● Your goal
Write out all the entries word for word, but skip any images.

● Recorded data

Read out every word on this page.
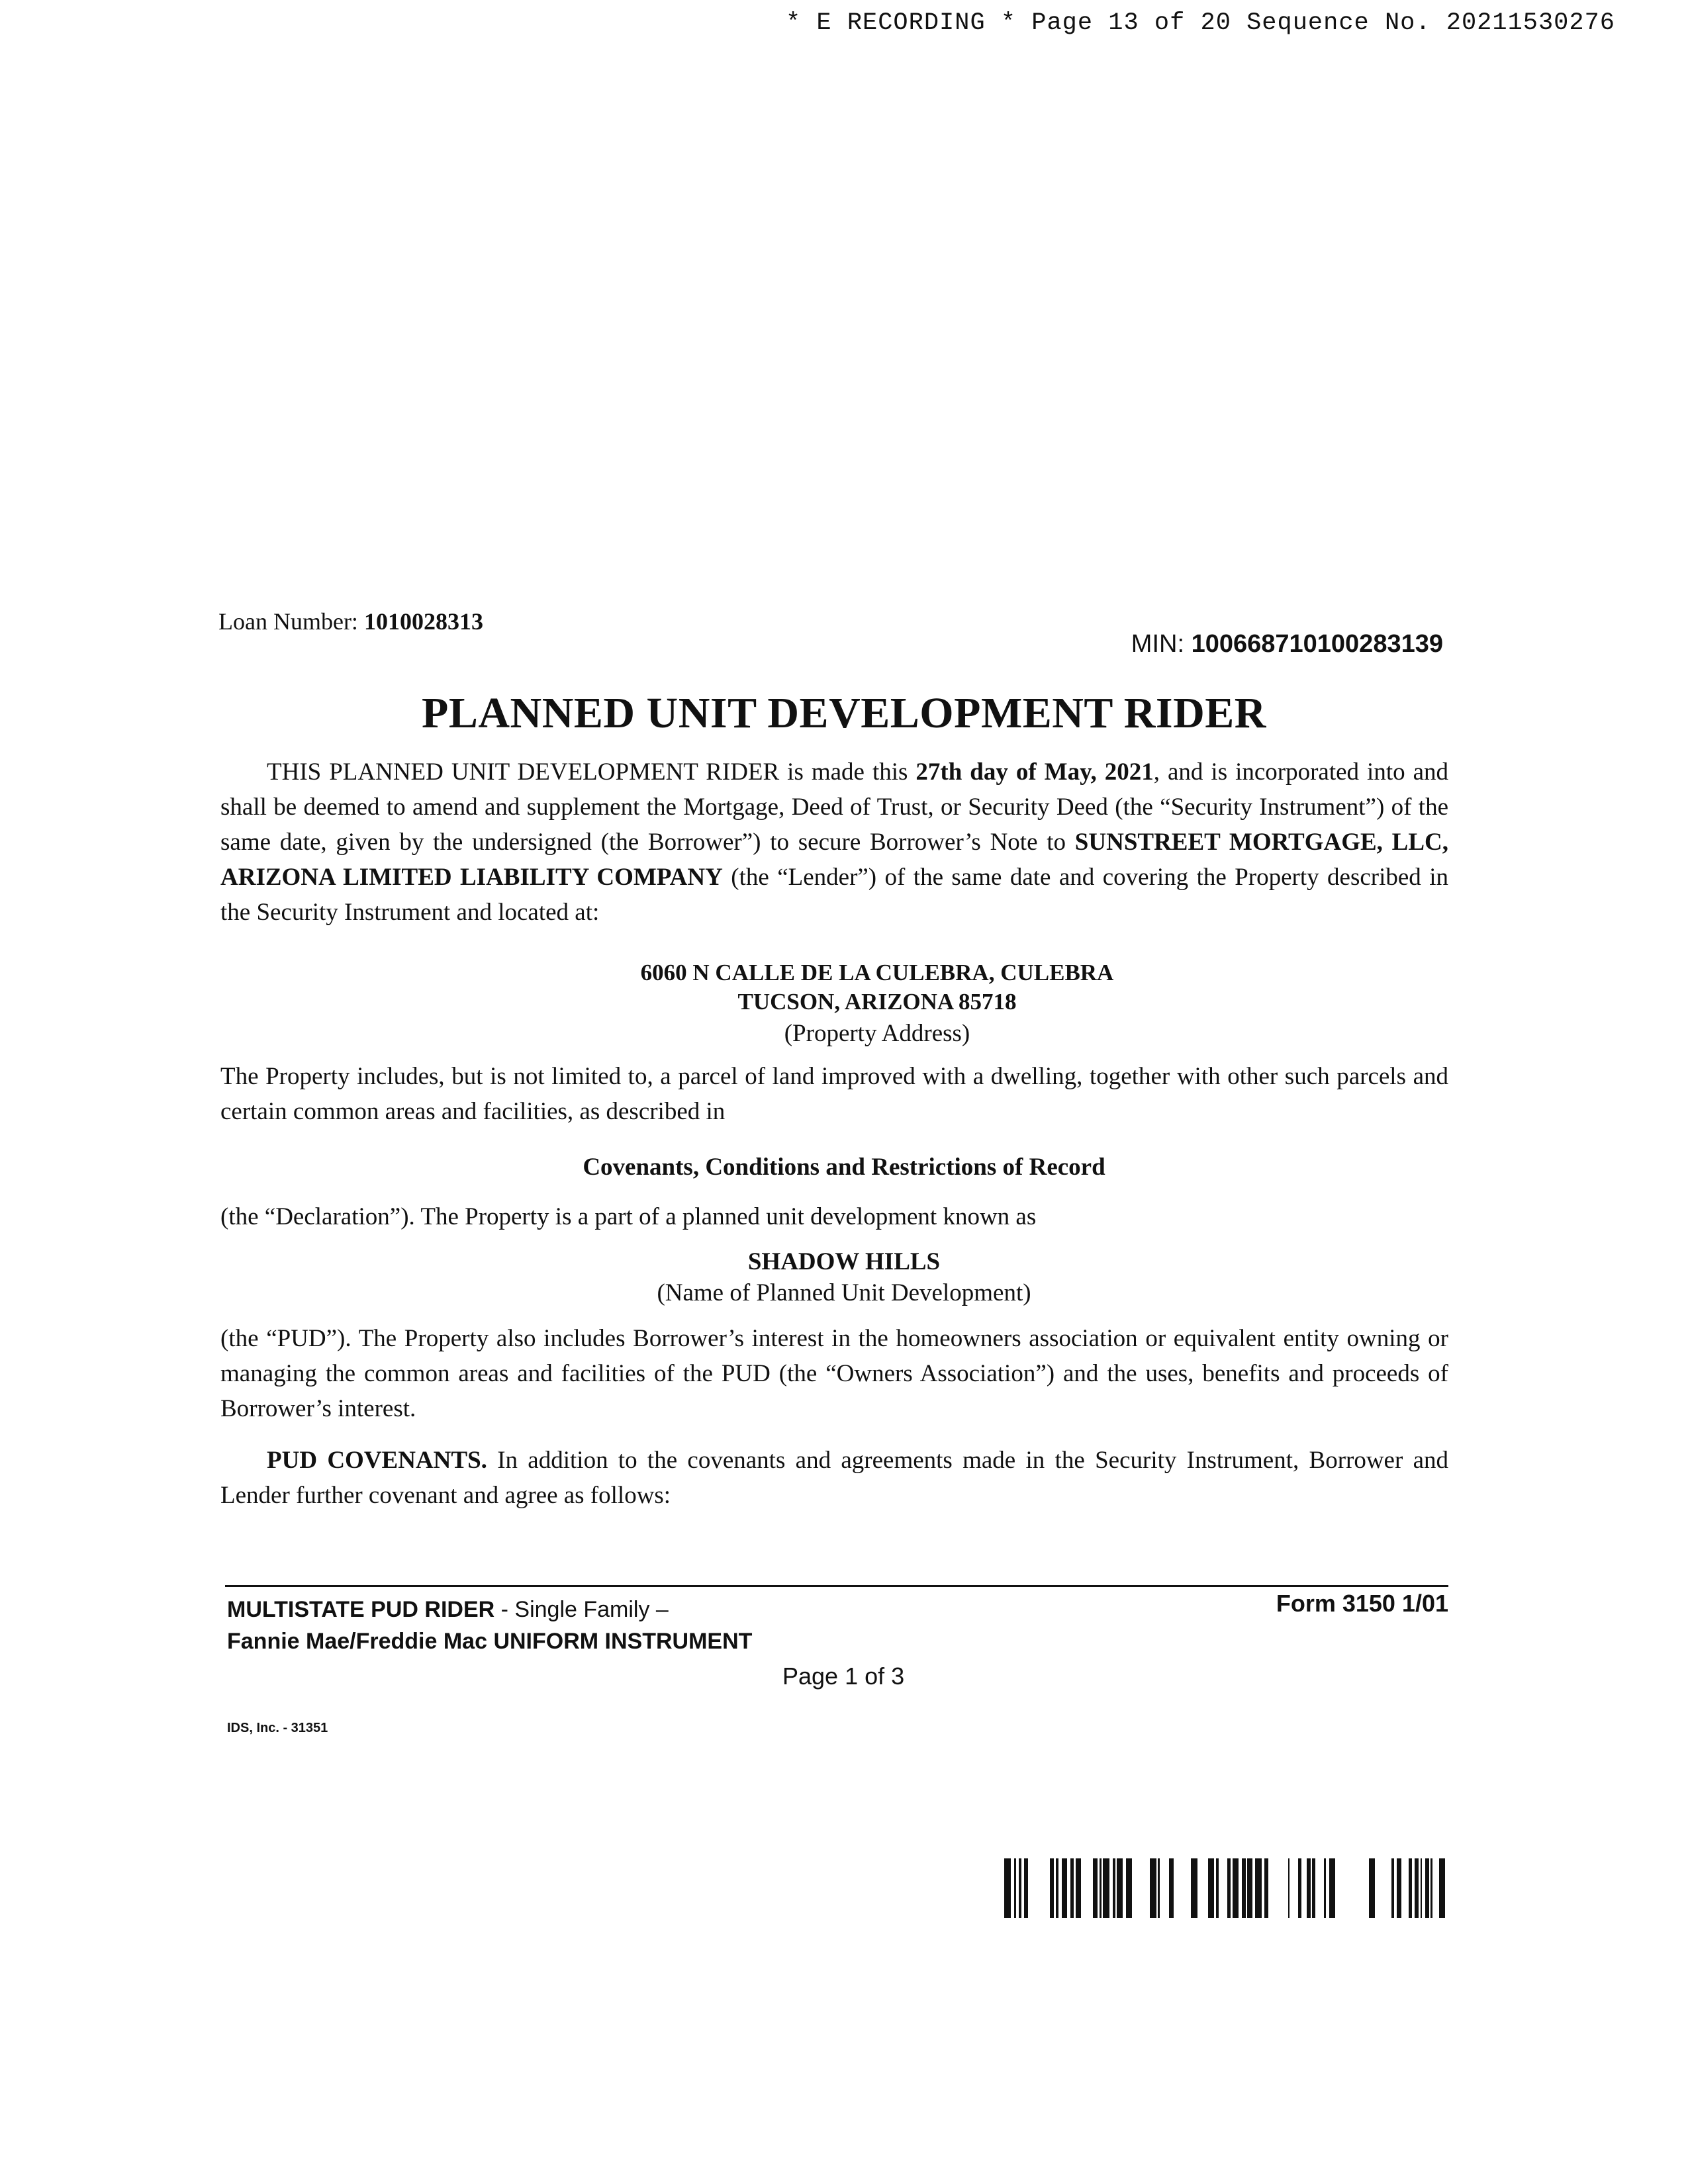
* E RECORDING * Page 13 of 20 Sequence No. 20211530276
Loan Number: 1010028313
MIN: 100668710100283139
PLANNED UNIT DEVELOPMENT RIDER
THIS PLANNED UNIT DEVELOPMENT RIDER is made this 27th day of May, 2021, and is incorporated into and shall be deemed to amend and supplement the Mortgage, Deed of Trust, or Security Deed (the “Security Instrument”) of the same date, given by the undersigned (the Borrower”) to secure Borrower’s Note to SUNSTREET MORTGAGE, LLC, ARIZONA LIMITED LIABILITY COMPANY (the “Lender”) of the same date and covering the Property described in the Security Instrument and located at:
6060 N CALLE DE LA CULEBRA, CULEBRA
TUCSON, ARIZONA 85718
(Property Address)
The Property includes, but is not limited to, a parcel of land improved with a dwelling, together with other such parcels and certain common areas and facilities, as described in
Covenants, Conditions and Restrictions of Record
(the “Declaration”). The Property is a part of a planned unit development known as
SHADOW HILLS
(Name of Planned Unit Development)
(the “PUD”). The Property also includes Borrower’s interest in the homeowners association or equivalent entity owning or managing the common areas and facilities of the PUD (the “Owners Association”) and the uses, benefits and proceeds of Borrower’s interest.
PUD COVENANTS. In addition to the covenants and agreements made in the Security Instrument, Borrower and Lender further covenant and agree as follows:
MULTISTATE PUD RIDER - Single Family –
Fannie Mae/Freddie Mac UNIFORM INSTRUMENT
Form 3150 1/01
Page 1 of 3
IDS, Inc. - 31351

● Result for this exercise
Read out every word on this page.
* E RECORDING * Page 13 of 20 Sequence No. 20211530276
Loan Number: 1010028313
MIN: 100668710100283139
PLANNED UNIT DEVELOPMENT RIDER
THIS PLANNED UNIT DEVELOPMENT RIDER is made this 27th day of May, 2021, and is incorporated into and shall be deemed to amend and supplement the Mortgage, Deed of Trust, or Security Deed (the “Security Instrument”) of the same date, given by the undersigned (the Borrower”) to secure Borrower’s Note to SUNSTREET MORTGAGE, LLC, ARIZONA LIMITED LIABILITY COMPANY (the “Lender”) of the same date and covering the Property described in the Security Instrument and located at:
6060 N CALLE DE LA CULEBRA, CULEBRA
TUCSON, ARIZONA 85718
(Property Address)
The Property includes, but is not limited to, a parcel of land improved with a dwelling, together with other such parcels and certain common areas and facilities, as described in
Covenants, Conditions and Restrictions of Record
(the “Declaration”). The Property is a part of a planned unit development known as
SHADOW HILLS
(Name of Planned Unit Development)
(the “PUD”). The Property also includes Borrower’s interest in the homeowners association or equivalent entity owning or managing the common areas and facilities of the PUD (the “Owners Association”) and the uses, benefits and proceeds of Borrower’s interest.
PUD COVENANTS. In addition to the covenants and agreements made in the Security Instrument, Borrower and Lender further covenant and agree as follows:
MULTISTATE PUD RIDER - Single Family –
Fannie Mae/Freddie Mac UNIFORM INSTRUMENT
Form 3150 1/01
Page 1 of 3
IDS, Inc. - 31351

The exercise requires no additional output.